* _Exercise_:
Locate the string "marker" throughout the material and copy every line in which it occurs.

* _Source material_:
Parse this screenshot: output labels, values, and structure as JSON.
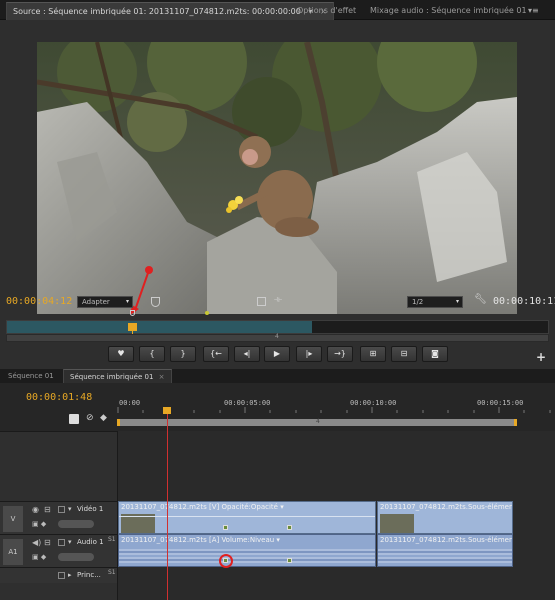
{
  "source_panel": {
    "tabs": [
      {
        "label": "Source : Séquence imbriquée 01: 20131107_074812.m2ts: 00:00:00:00",
        "active": true
      },
      {
        "label": "Options d'effet",
        "active": false
      },
      {
        "label": "Mixage audio : Séquence imbriquée 01",
        "active": false
      }
    ],
    "current_timecode": "00:00:04:12",
    "duration_timecode": "00:00:10:11",
    "zoom_select": "Adapter",
    "resolution_select": "1/2",
    "scrub_center_mark": "4",
    "icons": {
      "marker": "shield-marker-icon",
      "film": "film-icon",
      "split": "split-icon",
      "settings": "wrench-icon"
    }
  },
  "transport": {
    "buttons": [
      {
        "name": "add-marker-button",
        "glyph": "♥"
      },
      {
        "name": "mark-in-button",
        "glyph": "{"
      },
      {
        "name": "mark-out-button",
        "glyph": "}"
      },
      {
        "name": "go-to-in-button",
        "glyph": "{←"
      },
      {
        "name": "step-back-button",
        "glyph": "◂|"
      },
      {
        "name": "play-button",
        "glyph": "▶"
      },
      {
        "name": "step-forward-button",
        "glyph": "|▸"
      },
      {
        "name": "go-to-out-button",
        "glyph": "→}"
      },
      {
        "name": "insert-button",
        "glyph": "⊞"
      },
      {
        "name": "overwrite-button",
        "glyph": "⊟"
      },
      {
        "name": "export-frame-button",
        "glyph": "◙"
      }
    ],
    "add_button": "+"
  },
  "sequence_panel": {
    "tabs": [
      {
        "label": "Séquence 01",
        "active": false
      },
      {
        "label": "Séquence imbriquée 01",
        "active": true
      }
    ],
    "timecode": "00:00:01:48",
    "ruler": [
      "00:00",
      "00:00:05:00",
      "00:00:10:00",
      "00:00:15:00"
    ],
    "work_area_mark": "4",
    "tracks": {
      "video": {
        "source_label": "V",
        "name": "Vidéo 1",
        "clip1": "20131107_074812.m2ts [V]  Opacité:Opacité ▾",
        "clip2": "20131107_074812.m2ts.Sous-élément("
      },
      "audio": {
        "source_label": "A1",
        "name": "Audio 1",
        "clip1": "20131107_074812.m2ts [A]  Volume:Niveau ▾",
        "clip2": "20131107_074812.m2ts.Sous-élément("
      },
      "master": {
        "name": "Princ..."
      },
      "audio_badge": "S1",
      "master_badge": "S1"
    }
  },
  "colors": {
    "timecode": "#e7a825",
    "playhead": "#d03030",
    "video_clip": "#9fb6d9",
    "audio_clip": "#8fa7cf"
  }
}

* _The completed task_:
      "marker": "shield-marker-icon",
        "name": "add-marker-button",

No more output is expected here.